Objective :: Copy the records below exactly as they are written.

Records shown ::
━━━━━━━━━━
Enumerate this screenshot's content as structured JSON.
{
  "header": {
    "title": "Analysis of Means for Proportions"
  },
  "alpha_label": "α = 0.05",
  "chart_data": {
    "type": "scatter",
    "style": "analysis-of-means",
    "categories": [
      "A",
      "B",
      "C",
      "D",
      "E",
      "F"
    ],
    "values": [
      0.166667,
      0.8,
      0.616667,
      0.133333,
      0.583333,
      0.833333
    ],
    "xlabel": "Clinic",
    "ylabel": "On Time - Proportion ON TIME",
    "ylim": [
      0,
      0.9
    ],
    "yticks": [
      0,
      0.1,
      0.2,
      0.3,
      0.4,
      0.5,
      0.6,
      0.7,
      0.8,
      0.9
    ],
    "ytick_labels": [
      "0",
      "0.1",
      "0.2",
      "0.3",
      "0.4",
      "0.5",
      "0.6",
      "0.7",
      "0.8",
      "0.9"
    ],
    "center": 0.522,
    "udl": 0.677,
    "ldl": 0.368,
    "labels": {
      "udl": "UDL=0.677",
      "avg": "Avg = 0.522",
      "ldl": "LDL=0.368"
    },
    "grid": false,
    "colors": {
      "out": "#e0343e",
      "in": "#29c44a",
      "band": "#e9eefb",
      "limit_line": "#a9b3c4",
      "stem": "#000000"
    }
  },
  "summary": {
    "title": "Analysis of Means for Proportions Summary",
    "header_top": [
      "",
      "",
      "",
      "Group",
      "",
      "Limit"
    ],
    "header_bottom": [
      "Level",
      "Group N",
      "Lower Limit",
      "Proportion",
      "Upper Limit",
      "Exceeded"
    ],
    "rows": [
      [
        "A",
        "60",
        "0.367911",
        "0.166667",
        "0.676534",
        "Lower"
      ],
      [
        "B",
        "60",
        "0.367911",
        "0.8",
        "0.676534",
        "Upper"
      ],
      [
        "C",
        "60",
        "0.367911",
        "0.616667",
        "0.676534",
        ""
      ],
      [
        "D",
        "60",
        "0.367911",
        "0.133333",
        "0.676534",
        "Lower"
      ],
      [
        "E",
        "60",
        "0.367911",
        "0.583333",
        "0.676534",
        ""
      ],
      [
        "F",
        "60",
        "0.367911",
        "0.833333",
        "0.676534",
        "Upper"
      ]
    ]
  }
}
━━━━━━━━━━
Exercise answer ::
Enumerate this screenshot's content as structured JSON.
{
  "header": {
    "title": "Analysis of Means for Proportions"
  },
  "alpha_label": "α = 0.05",
  "chart_data": {
    "type": "scatter",
    "style": "analysis-of-means",
    "categories": [
      "A",
      "B",
      "C",
      "D",
      "E",
      "F"
    ],
    "values": [
      0.166667,
      0.8,
      0.616667,
      0.133333,
      0.583333,
      0.833333
    ],
    "xlabel": "Clinic",
    "ylabel": "On Time - Proportion ON TIME",
    "ylim": [
      0,
      0.9
    ],
    "yticks": [
      0,
      0.1,
      0.2,
      0.3,
      0.4,
      0.5,
      0.6,
      0.7,
      0.8,
      0.9
    ],
    "ytick_labels": [
      "0",
      "0.1",
      "0.2",
      "0.3",
      "0.4",
      "0.5",
      "0.6",
      "0.7",
      "0.8",
      "0.9"
    ],
    "center": 0.522,
    "udl": 0.677,
    "ldl": 0.368,
    "labels": {
      "udl": "UDL=0.677",
      "avg": "Avg = 0.522",
      "ldl": "LDL=0.368"
    },
    "grid": false,
    "colors": {
      "out": "#e0343e",
      "in": "#29c44a",
      "band": "#e9eefb",
      "limit_line": "#a9b3c4",
      "stem": "#000000"
    }
  },
  "summary": {
    "title": "Analysis of Means for Proportions Summary",
    "header_top": [
      "",
      "",
      "",
      "Group",
      "",
      "Limit"
    ],
    "header_bottom": [
      "Level",
      "Group N",
      "Lower Limit",
      "Proportion",
      "Upper Limit",
      "Exceeded"
    ],
    "rows": [
      [
        "A",
        "60",
        "0.367911",
        "0.166667",
        "0.676534",
        "Lower"
      ],
      [
        "B",
        "60",
        "0.367911",
        "0.8",
        "0.676534",
        "Upper"
      ],
      [
        "C",
        "60",
        "0.367911",
        "0.616667",
        "0.676534",
        ""
      ],
      [
        "D",
        "60",
        "0.367911",
        "0.133333",
        "0.676534",
        "Lower"
      ],
      [
        "E",
        "60",
        "0.367911",
        "0.583333",
        "0.676534",
        ""
      ],
      [
        "F",
        "60",
        "0.367911",
        "0.833333",
        "0.676534",
        "Upper"
      ]
    ]
  }
}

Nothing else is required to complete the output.